#### DIRECTIVE:
The records below must be copied in full; omit the images.

#### PROVIDED RECORDS:
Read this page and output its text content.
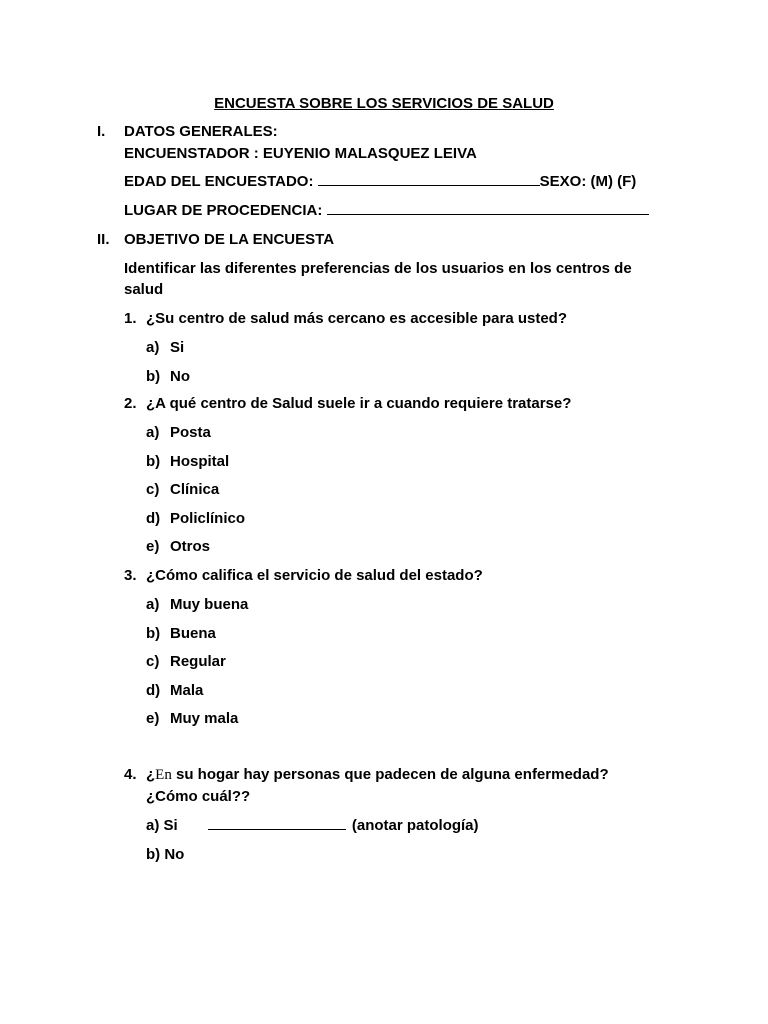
ENCUESTA SOBRE LOS SERVICIOS DE SALUD
I. DATOS GENERALES:
ENCUENSTADOR : EUYENIO MALASQUEZ LEIVA
EDAD DEL ENCUESTADO:	SEXO: (M) (F)
LUGAR DE PROCEDENCIA:
II. OBJETIVO DE LA ENCUESTA
Identificar las diferentes preferencias de los usuarios en los centros de
salud
1. ¿Su centro de salud más cercano es accesible para usted?
a) Si
b) No
2. ¿A qué centro de Salud suele ir a cuando requiere tratarse?
a) Posta
b) Hospital
c) Clínica
d) Policlínico
e) Otros
3. ¿Cómo califica el servicio de salud del estado?
a) Muy buena
b) Buena
c) Regular
d) Mala
e) Muy mala
4. ¿En su hogar hay personas que padecen de alguna enfermedad?
¿Cómo cuál??
a) Si	(anotar patología)
b) No
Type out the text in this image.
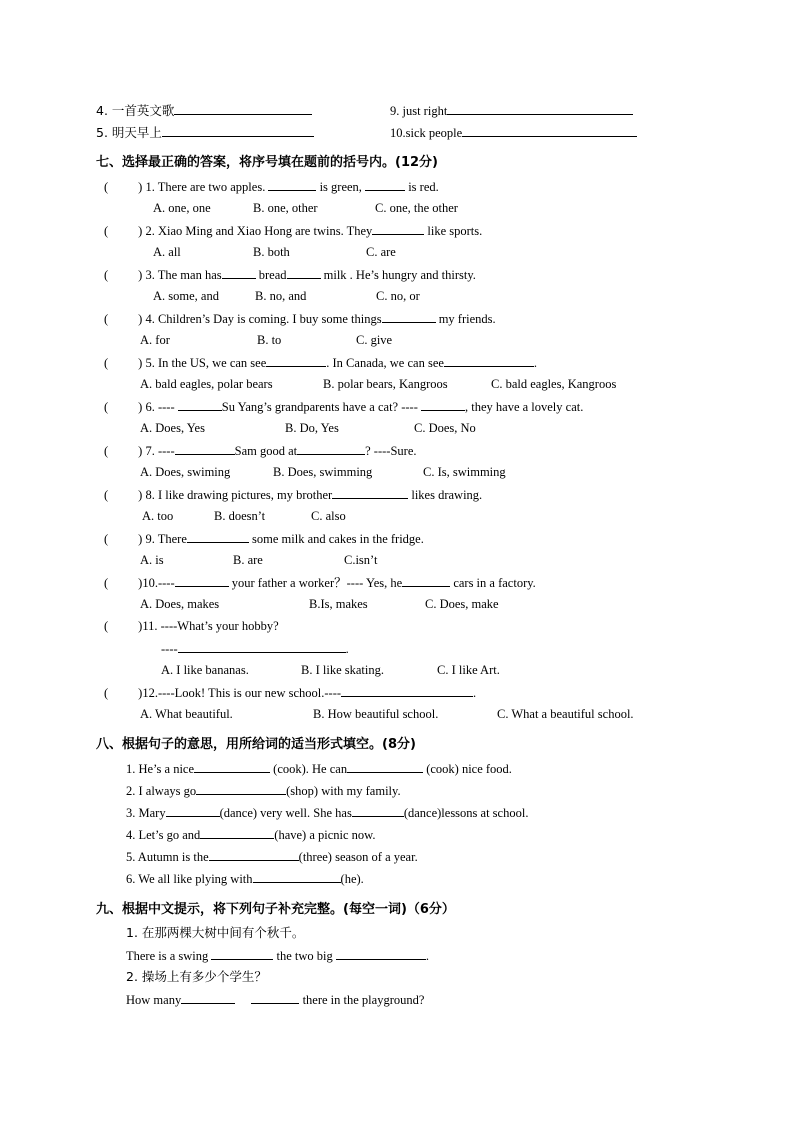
4. 一首英文歌	9. just right
5. 明天早上	10.sick people
七、选择最正确的答案，将序号填在题前的括号内。(12分)
( ) 1. There are two apples.	is green,	is red.
A. one, one	B. one, other	C. one, the other
( ) 2. Xiao Ming and Xiao Hong are twins. They	like sports.
A. all	B. both	C. are
( ) 3. The man has	bread	milk . He’s hungry and thirsty.
A. some, and	B. no, and	C. no, or
( ) 4. Children’s Day is coming. I buy some things	my friends.
A. for	B. to	C. give
( ) 5. In the US, we can see	. In Canada, we can see	.
A. bald eagles, polar bears	B. polar bears, Kangroos	C. bald eagles, Kangroos
( ) 6. ----	Su Yang’s grandparents have a cat? ----	, they have a lovely cat.
A. Does, Yes	B. Do, Yes	C. Does, No
( ) 7. ----	Sam good at	? ----Sure.
A. Does, swiming	B. Does, swimming	C. Is, swimming
( ) 8. I like drawing pictures, my brother	likes drawing.
A. too	B. doesn’t	C. also
( ) 9. There	some milk and cakes in the fridge.
A. is	B. are	C.isn’t
( )10.----	your father a worker？---- Yes, he	cars in a factory.
A. Does, makes	B.Is, makes	C. Does, make
( )11. ----What’s your hobby?
----	.
A. I like bananas.	B. I like skating.	C. I like Art.
( )12.----Look! This is our new school.----	.
A. What beautiful.	B. How beautiful school.	C. What a beautiful school.
八、根据句子的意思，用所给词的适当形式填空。(8分)
1. He’s a nice	(cook). He can	(cook) nice food.
2. I always go	(shop) with my family.
3. Mary	(dance) very well. She has	(dance)lessons at school.
4. Let’s go and	(have) a picnic now.
5. Autumn is the	(three) season of a year.
6. We all like plying with	(he).
九、根据中文提示，将下列句子补充完整。(每空一词)（6分）
1. 在那两棵大树中间有个秋千。
There is a swing	the two big	.
2. 操场上有多少个学生？
How many	there in the playground?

#### RESPONSE:
Read this page and output its text content.
ENCUESTA SOBRE LOS SERVICIOS DE SALUD
I. DATOS GENERALES:
ENCUENSTADOR : EUYENIO MALASQUEZ LEIVA
EDAD DEL ENCUESTADO:	SEXO: (M) (F)
LUGAR DE PROCEDENCIA:
II. OBJETIVO DE LA ENCUESTA
Identificar las diferentes preferencias de los usuarios en los centros de
salud
1. ¿Su centro de salud más cercano es accesible para usted?
a) Si
b) No
2. ¿A qué centro de Salud suele ir a cuando requiere tratarse?
a) Posta
b) Hospital
c) Clínica
d) Policlínico
e) Otros
3. ¿Cómo califica el servicio de salud del estado?
a) Muy buena
b) Buena
c) Regular
d) Mala
e) Muy mala
4. ¿En su hogar hay personas que padecen de alguna enfermedad?
¿Cómo cuál??
a) Si	(anotar patología)
b) No
Type out the text in this image.
4. 一首英文歌	9. just right
5. 明天早上	10.sick people
七、选择最正确的答案，将序号填在题前的括号内。(12分)
( ) 1. There are two apples.	is green,	is red.
A. one, one	B. one, other	C. one, the other
( ) 2. Xiao Ming and Xiao Hong are twins. They	like sports.
A. all	B. both	C. are
( ) 3. The man has	bread	milk . He’s hungry and thirsty.
A. some, and	B. no, and	C. no, or
( ) 4. Children’s Day is coming. I buy some things	my friends.
A. for	B. to	C. give
( ) 5. In the US, we can see	. In Canada, we can see	.
A. bald eagles, polar bears	B. polar bears, Kangroos	C. bald eagles, Kangroos
( ) 6. ----	Su Yang’s grandparents have a cat? ----	, they have a lovely cat.
A. Does, Yes	B. Do, Yes	C. Does, No
( ) 7. ----	Sam good at	? ----Sure.
A. Does, swiming	B. Does, swimming	C. Is, swimming
( ) 8. I like drawing pictures, my brother	likes drawing.
A. too	B. doesn’t	C. also
( ) 9. There	some milk and cakes in the fridge.
A. is	B. are	C.isn’t
( )10.----	your father a worker？---- Yes, he	cars in a factory.
A. Does, makes	B.Is, makes	C. Does, make
( )11. ----What’s your hobby?
----	.
A. I like bananas.	B. I like skating.	C. I like Art.
( )12.----Look! This is our new school.----	.
A. What beautiful.	B. How beautiful school.	C. What a beautiful school.
八、根据句子的意思，用所给词的适当形式填空。(8分)
1. He’s a nice	(cook). He can	(cook) nice food.
2. I always go	(shop) with my family.
3. Mary	(dance) very well. She has	(dance)lessons at school.
4. Let’s go and	(have) a picnic now.
5. Autumn is the	(three) season of a year.
6. We all like plying with	(he).
九、根据中文提示，将下列句子补充完整。(每空一词)（6分）
1. 在那两棵大树中间有个秋千。
There is a swing	the two big	.
2. 操场上有多少个学生？
How many	there in the playground?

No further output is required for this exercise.